* BEGIN Material to process *

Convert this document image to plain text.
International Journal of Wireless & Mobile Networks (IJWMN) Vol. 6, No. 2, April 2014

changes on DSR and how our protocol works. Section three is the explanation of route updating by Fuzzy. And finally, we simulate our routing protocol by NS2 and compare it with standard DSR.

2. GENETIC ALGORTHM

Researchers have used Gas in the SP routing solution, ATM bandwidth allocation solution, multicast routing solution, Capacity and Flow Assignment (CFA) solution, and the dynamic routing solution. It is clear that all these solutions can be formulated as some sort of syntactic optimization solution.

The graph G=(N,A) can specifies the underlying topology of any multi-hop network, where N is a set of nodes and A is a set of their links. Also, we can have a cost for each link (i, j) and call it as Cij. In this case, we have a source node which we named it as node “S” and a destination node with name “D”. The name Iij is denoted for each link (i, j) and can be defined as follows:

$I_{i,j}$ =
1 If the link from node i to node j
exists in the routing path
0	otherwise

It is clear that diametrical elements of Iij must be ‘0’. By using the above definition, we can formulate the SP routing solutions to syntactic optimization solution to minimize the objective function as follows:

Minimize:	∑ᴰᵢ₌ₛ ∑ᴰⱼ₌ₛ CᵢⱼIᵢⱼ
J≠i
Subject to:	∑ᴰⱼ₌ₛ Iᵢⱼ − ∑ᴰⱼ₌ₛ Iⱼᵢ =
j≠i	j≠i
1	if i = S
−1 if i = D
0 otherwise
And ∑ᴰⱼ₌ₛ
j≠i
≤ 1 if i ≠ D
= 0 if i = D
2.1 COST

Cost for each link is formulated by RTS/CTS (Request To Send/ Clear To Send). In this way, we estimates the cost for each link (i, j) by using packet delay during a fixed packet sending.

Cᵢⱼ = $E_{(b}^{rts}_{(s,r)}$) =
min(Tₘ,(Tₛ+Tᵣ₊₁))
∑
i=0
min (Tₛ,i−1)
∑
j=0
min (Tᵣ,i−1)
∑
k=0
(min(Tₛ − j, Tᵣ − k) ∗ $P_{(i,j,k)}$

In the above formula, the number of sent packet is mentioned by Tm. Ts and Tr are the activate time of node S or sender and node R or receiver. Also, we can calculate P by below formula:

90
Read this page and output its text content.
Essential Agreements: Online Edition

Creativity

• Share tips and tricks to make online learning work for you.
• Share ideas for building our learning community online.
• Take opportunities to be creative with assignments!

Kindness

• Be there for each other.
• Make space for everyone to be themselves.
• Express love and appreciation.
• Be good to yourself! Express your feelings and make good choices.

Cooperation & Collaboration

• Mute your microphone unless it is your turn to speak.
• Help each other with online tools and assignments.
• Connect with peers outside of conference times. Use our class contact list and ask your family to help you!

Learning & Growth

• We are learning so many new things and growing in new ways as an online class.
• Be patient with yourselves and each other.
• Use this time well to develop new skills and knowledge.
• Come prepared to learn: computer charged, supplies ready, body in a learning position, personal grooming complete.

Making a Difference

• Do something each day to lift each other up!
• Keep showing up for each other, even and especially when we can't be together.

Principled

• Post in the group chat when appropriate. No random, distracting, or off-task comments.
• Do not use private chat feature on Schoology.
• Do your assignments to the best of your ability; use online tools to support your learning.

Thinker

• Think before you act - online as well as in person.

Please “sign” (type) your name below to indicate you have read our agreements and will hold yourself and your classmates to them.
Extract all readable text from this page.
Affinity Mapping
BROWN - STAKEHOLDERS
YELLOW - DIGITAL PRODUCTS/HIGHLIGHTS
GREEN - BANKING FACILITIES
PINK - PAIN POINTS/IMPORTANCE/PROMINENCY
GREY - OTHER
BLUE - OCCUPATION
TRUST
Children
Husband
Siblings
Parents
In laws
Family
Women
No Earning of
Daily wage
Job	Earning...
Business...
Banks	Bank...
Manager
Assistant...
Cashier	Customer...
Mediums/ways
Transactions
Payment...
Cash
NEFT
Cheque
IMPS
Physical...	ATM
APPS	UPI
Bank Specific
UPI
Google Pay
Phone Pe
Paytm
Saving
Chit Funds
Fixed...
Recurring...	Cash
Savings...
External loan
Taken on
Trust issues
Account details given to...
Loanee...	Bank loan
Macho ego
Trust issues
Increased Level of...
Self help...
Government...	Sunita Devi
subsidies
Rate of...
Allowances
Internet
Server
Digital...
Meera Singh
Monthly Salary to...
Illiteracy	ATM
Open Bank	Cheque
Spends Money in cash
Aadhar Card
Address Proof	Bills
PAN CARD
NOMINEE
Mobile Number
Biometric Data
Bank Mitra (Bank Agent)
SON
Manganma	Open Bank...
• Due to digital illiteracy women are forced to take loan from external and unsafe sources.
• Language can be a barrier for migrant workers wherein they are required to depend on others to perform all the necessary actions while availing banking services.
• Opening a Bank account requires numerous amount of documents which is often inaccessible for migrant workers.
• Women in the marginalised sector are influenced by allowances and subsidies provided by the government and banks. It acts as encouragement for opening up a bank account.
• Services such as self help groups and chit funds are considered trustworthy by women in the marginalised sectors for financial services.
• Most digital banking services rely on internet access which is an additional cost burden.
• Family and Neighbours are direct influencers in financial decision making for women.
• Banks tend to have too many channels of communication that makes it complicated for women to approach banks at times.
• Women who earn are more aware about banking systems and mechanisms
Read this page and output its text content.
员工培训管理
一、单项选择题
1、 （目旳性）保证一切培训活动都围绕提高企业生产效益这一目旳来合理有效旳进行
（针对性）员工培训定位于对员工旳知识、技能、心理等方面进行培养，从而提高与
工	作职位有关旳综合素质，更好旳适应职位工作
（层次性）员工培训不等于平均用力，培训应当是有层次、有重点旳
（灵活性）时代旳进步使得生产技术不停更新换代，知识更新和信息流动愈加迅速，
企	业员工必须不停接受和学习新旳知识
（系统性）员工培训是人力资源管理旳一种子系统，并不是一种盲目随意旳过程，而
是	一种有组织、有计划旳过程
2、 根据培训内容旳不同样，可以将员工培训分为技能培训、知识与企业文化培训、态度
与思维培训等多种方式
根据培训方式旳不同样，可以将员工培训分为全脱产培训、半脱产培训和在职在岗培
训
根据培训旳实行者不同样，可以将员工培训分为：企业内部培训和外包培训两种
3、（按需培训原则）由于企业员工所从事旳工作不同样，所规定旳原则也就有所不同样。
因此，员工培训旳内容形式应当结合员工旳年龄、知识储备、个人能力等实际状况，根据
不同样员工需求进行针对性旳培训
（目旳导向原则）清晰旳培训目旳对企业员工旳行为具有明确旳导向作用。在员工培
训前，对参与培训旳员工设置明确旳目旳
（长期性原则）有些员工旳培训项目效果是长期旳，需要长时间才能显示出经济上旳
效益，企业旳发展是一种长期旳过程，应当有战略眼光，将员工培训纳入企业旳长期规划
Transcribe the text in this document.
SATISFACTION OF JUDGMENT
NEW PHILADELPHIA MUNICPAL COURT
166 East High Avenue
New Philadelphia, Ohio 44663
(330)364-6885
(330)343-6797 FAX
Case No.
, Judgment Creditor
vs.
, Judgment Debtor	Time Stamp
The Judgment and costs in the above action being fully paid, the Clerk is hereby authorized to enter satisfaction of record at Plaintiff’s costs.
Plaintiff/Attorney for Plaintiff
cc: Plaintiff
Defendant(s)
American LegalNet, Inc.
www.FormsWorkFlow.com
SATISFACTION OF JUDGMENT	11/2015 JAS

* END Material to process *

Task to carry out:
All entries must be repeated verbatim.

Exercise result:
Convert this document image to plain text.
International Journal of Wireless & Mobile Networks (IJWMN) Vol. 6, No. 2, April 2014

changes on DSR and how our protocol works. Section three is the explanation of route updating by Fuzzy. And finally, we simulate our routing protocol by NS2 and compare it with standard DSR.

2. GENETIC ALGORTHM

Researchers have used Gas in the SP routing solution, ATM bandwidth allocation solution, multicast routing solution, Capacity and Flow Assignment (CFA) solution, and the dynamic routing solution. It is clear that all these solutions can be formulated as some sort of syntactic optimization solution.

The graph G=(N,A) can specifies the underlying topology of any multi-hop network, where N is a set of nodes and A is a set of their links. Also, we can have a cost for each link (i, j) and call it as Cij. In this case, we have a source node which we named it as node “S” and a destination node with name “D”. The name Iij is denoted for each link (i, j) and can be defined as follows:

$I_{i,j}$ =
1 If the link from node i to node j
exists in the routing path
0	otherwise

It is clear that diametrical elements of Iij must be ‘0’. By using the above definition, we can formulate the SP routing solutions to syntactic optimization solution to minimize the objective function as follows:

Minimize:	∑ᴰᵢ₌ₛ ∑ᴰⱼ₌ₛ CᵢⱼIᵢⱼ
J≠i
Subject to:	∑ᴰⱼ₌ₛ Iᵢⱼ − ∑ᴰⱼ₌ₛ Iⱼᵢ =
j≠i	j≠i
1	if i = S
−1 if i = D
0 otherwise
And ∑ᴰⱼ₌ₛ
j≠i
≤ 1 if i ≠ D
= 0 if i = D
2.1 COST

Cost for each link is formulated by RTS/CTS (Request To Send/ Clear To Send). In this way, we estimates the cost for each link (i, j) by using packet delay during a fixed packet sending.

Cᵢⱼ = $E_{(b}^{rts}_{(s,r)}$) =
min(Tₘ,(Tₛ+Tᵣ₊₁))
∑
i=0
min (Tₛ,i−1)
∑
j=0
min (Tᵣ,i−1)
∑
k=0
(min(Tₛ − j, Tᵣ − k) ∗ $P_{(i,j,k)}$

In the above formula, the number of sent packet is mentioned by Tm. Ts and Tr are the activate time of node S or sender and node R or receiver. Also, we can calculate P by below formula:

90
Read this page and output its text content.
Essential Agreements: Online Edition

Creativity

• Share tips and tricks to make online learning work for you.
• Share ideas for building our learning community online.
• Take opportunities to be creative with assignments!

Kindness

• Be there for each other.
• Make space for everyone to be themselves.
• Express love and appreciation.
• Be good to yourself! Express your feelings and make good choices.

Cooperation & Collaboration

• Mute your microphone unless it is your turn to speak.
• Help each other with online tools and assignments.
• Connect with peers outside of conference times. Use our class contact list and ask your family to help you!

Learning & Growth

• We are learning so many new things and growing in new ways as an online class.
• Be patient with yourselves and each other.
• Use this time well to develop new skills and knowledge.
• Come prepared to learn: computer charged, supplies ready, body in a learning position, personal grooming complete.

Making a Difference

• Do something each day to lift each other up!
• Keep showing up for each other, even and especially when we can't be together.

Principled

• Post in the group chat when appropriate. No random, distracting, or off-task comments.
• Do not use private chat feature on Schoology.
• Do your assignments to the best of your ability; use online tools to support your learning.

Thinker

• Think before you act - online as well as in person.

Please “sign” (type) your name below to indicate you have read our agreements and will hold yourself and your classmates to them.
Extract all readable text from this page.
Affinity Mapping
BROWN - STAKEHOLDERS
YELLOW - DIGITAL PRODUCTS/HIGHLIGHTS
GREEN - BANKING FACILITIES
PINK - PAIN POINTS/IMPORTANCE/PROMINENCY
GREY - OTHER
BLUE - OCCUPATION
TRUST
Children
Husband
Siblings
Parents
In laws
Family
Women
No Earning of
Daily wage
Job	Earning...
Business...
Banks	Bank...
Manager
Assistant...
Cashier	Customer...
Mediums/ways
Transactions
Payment...
Cash
NEFT
Cheque
IMPS
Physical...	ATM
APPS	UPI
Bank Specific
UPI
Google Pay
Phone Pe
Paytm
Saving
Chit Funds
Fixed...
Recurring...	Cash
Savings...
External loan
Taken on
Trust issues
Account details given to...
Loanee...	Bank loan
Macho ego
Trust issues
Increased Level of...
Self help...
Government...	Sunita Devi
subsidies
Rate of...
Allowances
Internet
Server
Digital...
Meera Singh
Monthly Salary to...
Illiteracy	ATM
Open Bank	Cheque
Spends Money in cash
Aadhar Card
Address Proof	Bills
PAN CARD
NOMINEE
Mobile Number
Biometric Data
Bank Mitra (Bank Agent)
SON
Manganma	Open Bank...
• Due to digital illiteracy women are forced to take loan from external and unsafe sources.
• Language can be a barrier for migrant workers wherein they are required to depend on others to perform all the necessary actions while availing banking services.
• Opening a Bank account requires numerous amount of documents which is often inaccessible for migrant workers.
• Women in the marginalised sector are influenced by allowances and subsidies provided by the government and banks. It acts as encouragement for opening up a bank account.
• Services such as self help groups and chit funds are considered trustworthy by women in the marginalised sectors for financial services.
• Most digital banking services rely on internet access which is an additional cost burden.
• Family and Neighbours are direct influencers in financial decision making for women.
• Banks tend to have too many channels of communication that makes it complicated for women to approach banks at times.
• Women who earn are more aware about banking systems and mechanisms
Read this page and output its text content.
员工培训管理
一、单项选择题
1、 （目旳性）保证一切培训活动都围绕提高企业生产效益这一目旳来合理有效旳进行
（针对性）员工培训定位于对员工旳知识、技能、心理等方面进行培养，从而提高与
工	作职位有关旳综合素质，更好旳适应职位工作
（层次性）员工培训不等于平均用力，培训应当是有层次、有重点旳
（灵活性）时代旳进步使得生产技术不停更新换代，知识更新和信息流动愈加迅速，
企	业员工必须不停接受和学习新旳知识
（系统性）员工培训是人力资源管理旳一种子系统，并不是一种盲目随意旳过程，而
是	一种有组织、有计划旳过程
2、 根据培训内容旳不同样，可以将员工培训分为技能培训、知识与企业文化培训、态度
与思维培训等多种方式
根据培训方式旳不同样，可以将员工培训分为全脱产培训、半脱产培训和在职在岗培
训
根据培训旳实行者不同样，可以将员工培训分为：企业内部培训和外包培训两种
3、（按需培训原则）由于企业员工所从事旳工作不同样，所规定旳原则也就有所不同样。
因此，员工培训旳内容形式应当结合员工旳年龄、知识储备、个人能力等实际状况，根据
不同样员工需求进行针对性旳培训
（目旳导向原则）清晰旳培训目旳对企业员工旳行为具有明确旳导向作用。在员工培
训前，对参与培训旳员工设置明确旳目旳
（长期性原则）有些员工旳培训项目效果是长期旳，需要长时间才能显示出经济上旳
效益，企业旳发展是一种长期旳过程，应当有战略眼光，将员工培训纳入企业旳长期规划
Transcribe the text in this document.
SATISFACTION OF JUDGMENT
NEW PHILADELPHIA MUNICPAL COURT
166 East High Avenue
New Philadelphia, Ohio 44663
(330)364-6885
(330)343-6797 FAX
Case No.
, Judgment Creditor
vs.
, Judgment Debtor	Time Stamp
The Judgment and costs in the above action being fully paid, the Clerk is hereby authorized to enter satisfaction of record at Plaintiff’s costs.
Plaintiff/Attorney for Plaintiff
cc: Plaintiff
Defendant(s)
American LegalNet, Inc.
www.FormsWorkFlow.com
SATISFACTION OF JUDGMENT	11/2015 JAS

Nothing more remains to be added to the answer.